(Data records)
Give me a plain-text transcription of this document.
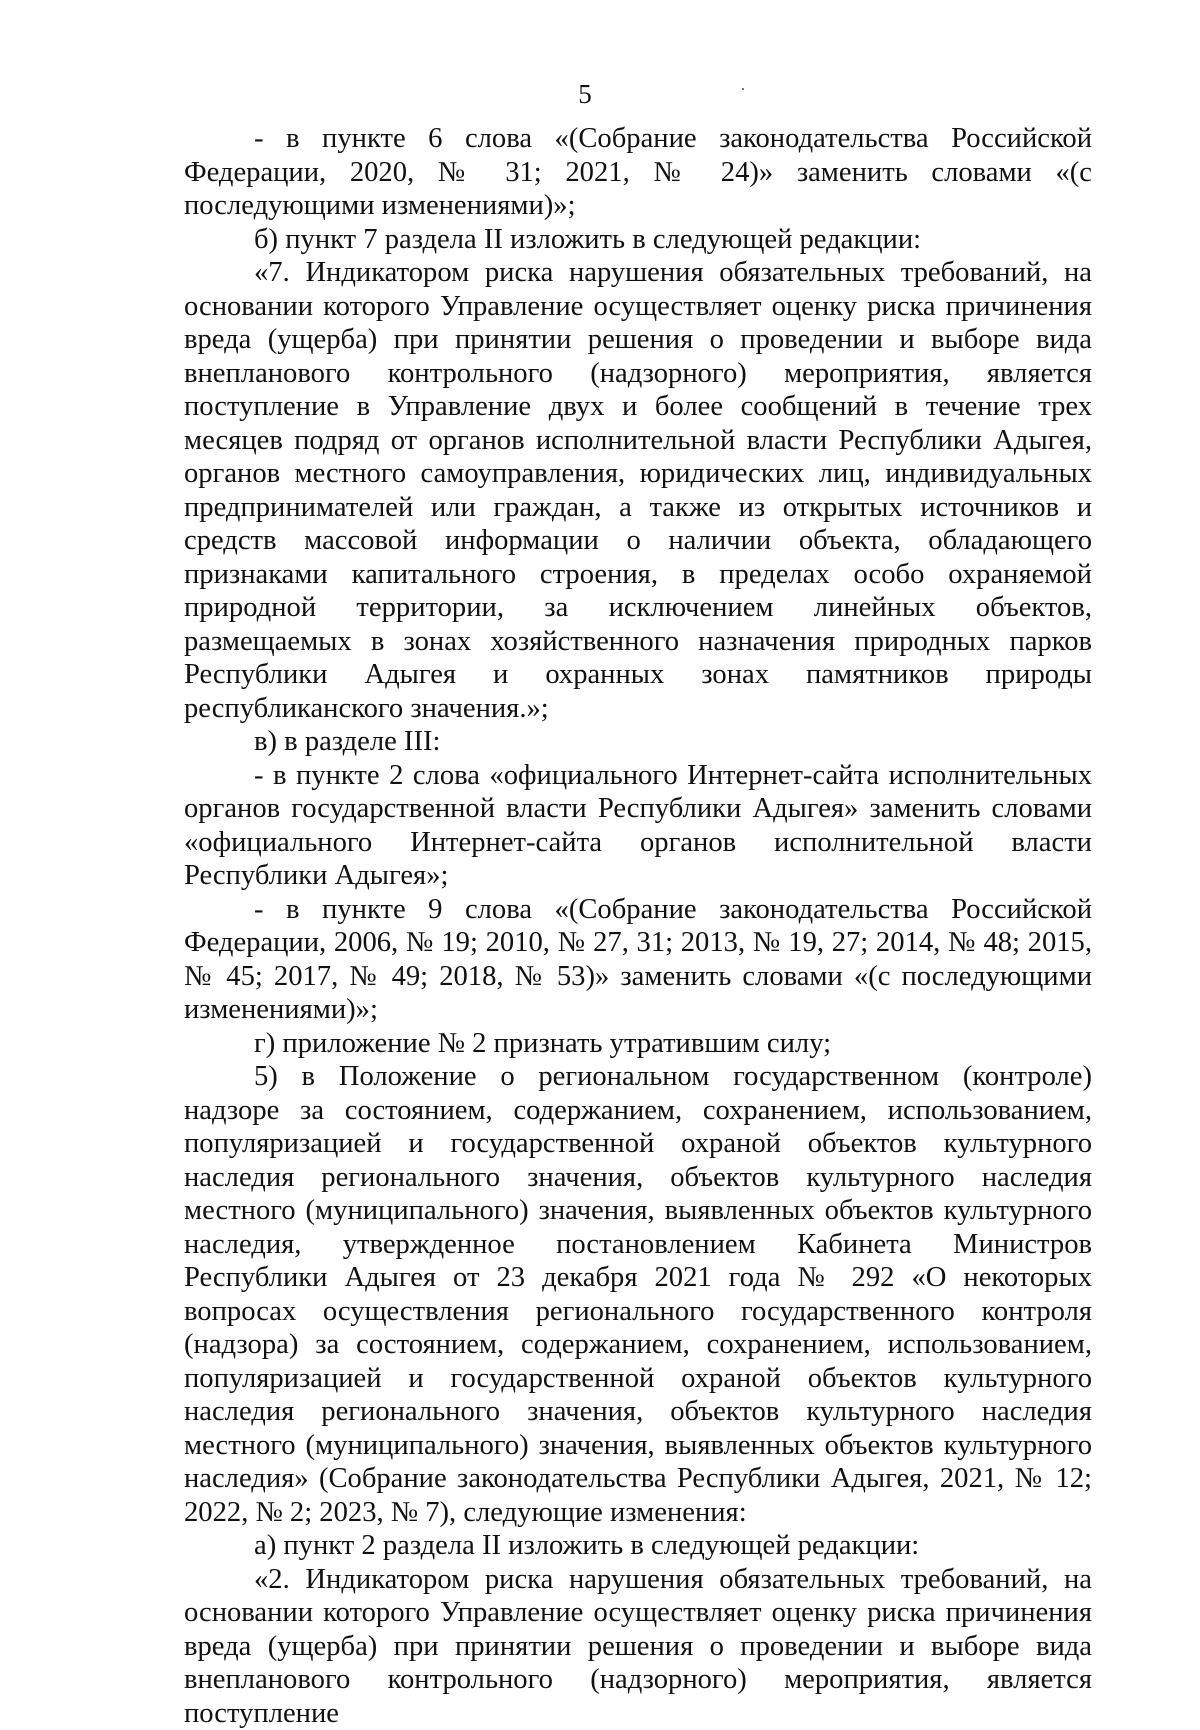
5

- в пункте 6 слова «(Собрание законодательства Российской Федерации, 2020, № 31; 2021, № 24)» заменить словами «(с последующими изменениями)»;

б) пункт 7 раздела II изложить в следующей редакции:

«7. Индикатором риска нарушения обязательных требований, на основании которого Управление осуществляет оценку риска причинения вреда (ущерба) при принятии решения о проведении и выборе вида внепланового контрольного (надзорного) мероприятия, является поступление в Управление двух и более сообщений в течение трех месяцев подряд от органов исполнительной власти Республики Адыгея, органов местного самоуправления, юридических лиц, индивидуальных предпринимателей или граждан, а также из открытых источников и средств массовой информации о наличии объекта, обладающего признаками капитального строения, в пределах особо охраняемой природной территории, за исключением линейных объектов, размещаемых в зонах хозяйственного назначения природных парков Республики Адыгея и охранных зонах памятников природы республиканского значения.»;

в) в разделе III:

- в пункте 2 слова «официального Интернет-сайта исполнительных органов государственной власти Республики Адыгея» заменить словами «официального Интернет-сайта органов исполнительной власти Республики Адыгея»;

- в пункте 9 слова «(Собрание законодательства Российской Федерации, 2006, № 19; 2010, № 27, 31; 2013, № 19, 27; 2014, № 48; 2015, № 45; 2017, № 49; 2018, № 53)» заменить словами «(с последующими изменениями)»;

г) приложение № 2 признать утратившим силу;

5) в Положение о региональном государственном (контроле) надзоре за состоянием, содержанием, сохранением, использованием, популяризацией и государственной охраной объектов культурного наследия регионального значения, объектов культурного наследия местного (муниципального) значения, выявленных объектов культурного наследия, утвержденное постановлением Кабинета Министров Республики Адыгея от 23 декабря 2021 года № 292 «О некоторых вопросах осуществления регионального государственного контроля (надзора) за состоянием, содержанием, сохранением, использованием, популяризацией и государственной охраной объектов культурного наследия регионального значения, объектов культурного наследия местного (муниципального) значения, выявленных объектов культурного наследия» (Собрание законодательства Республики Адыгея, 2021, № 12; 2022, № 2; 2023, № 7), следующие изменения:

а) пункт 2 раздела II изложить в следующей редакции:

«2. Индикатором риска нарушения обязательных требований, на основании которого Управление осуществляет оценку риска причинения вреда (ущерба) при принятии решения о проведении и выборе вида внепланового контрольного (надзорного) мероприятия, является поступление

**Written problem:** Quote the records above in full, dropping each picture.

**Result:**
Give me a plain-text transcription of this document.
5

- в пункте 6 слова «(Собрание законодательства Российской Федерации, 2020, № 31; 2021, № 24)» заменить словами «(с последующими изменениями)»;

б) пункт 7 раздела II изложить в следующей редакции:

«7. Индикатором риска нарушения обязательных требований, на основании которого Управление осуществляет оценку риска причинения вреда (ущерба) при принятии решения о проведении и выборе вида внепланового контрольного (надзорного) мероприятия, является поступление в Управление двух и более сообщений в течение трех месяцев подряд от органов исполнительной власти Республики Адыгея, органов местного самоуправления, юридических лиц, индивидуальных предпринимателей или граждан, а также из открытых источников и средств массовой информации о наличии объекта, обладающего признаками капитального строения, в пределах особо охраняемой природной территории, за исключением линейных объектов, размещаемых в зонах хозяйственного назначения природных парков Республики Адыгея и охранных зонах памятников природы республиканского значения.»;

в) в разделе III:

- в пункте 2 слова «официального Интернет-сайта исполнительных органов государственной власти Республики Адыгея» заменить словами «официального Интернет-сайта органов исполнительной власти Республики Адыгея»;

- в пункте 9 слова «(Собрание законодательства Российской Федерации, 2006, № 19; 2010, № 27, 31; 2013, № 19, 27; 2014, № 48; 2015, № 45; 2017, № 49; 2018, № 53)» заменить словами «(с последующими изменениями)»;

г) приложение № 2 признать утратившим силу;

5) в Положение о региональном государственном (контроле) надзоре за состоянием, содержанием, сохранением, использованием, популяризацией и государственной охраной объектов культурного наследия регионального значения, объектов культурного наследия местного (муниципального) значения, выявленных объектов культурного наследия, утвержденное постановлением Кабинета Министров Республики Адыгея от 23 декабря 2021 года № 292 «О некоторых вопросах осуществления регионального государственного контроля (надзора) за состоянием, содержанием, сохранением, использованием, популяризацией и государственной охраной объектов культурного наследия регионального значения, объектов культурного наследия местного (муниципального) значения, выявленных объектов культурного наследия» (Собрание законодательства Республики Адыгея, 2021, № 12; 2022, № 2; 2023, № 7), следующие изменения:

а) пункт 2 раздела II изложить в следующей редакции:

«2. Индикатором риска нарушения обязательных требований, на основании которого Управление осуществляет оценку риска причинения вреда (ущерба) при принятии решения о проведении и выборе вида внепланового контрольного (надзорного) мероприятия, является поступление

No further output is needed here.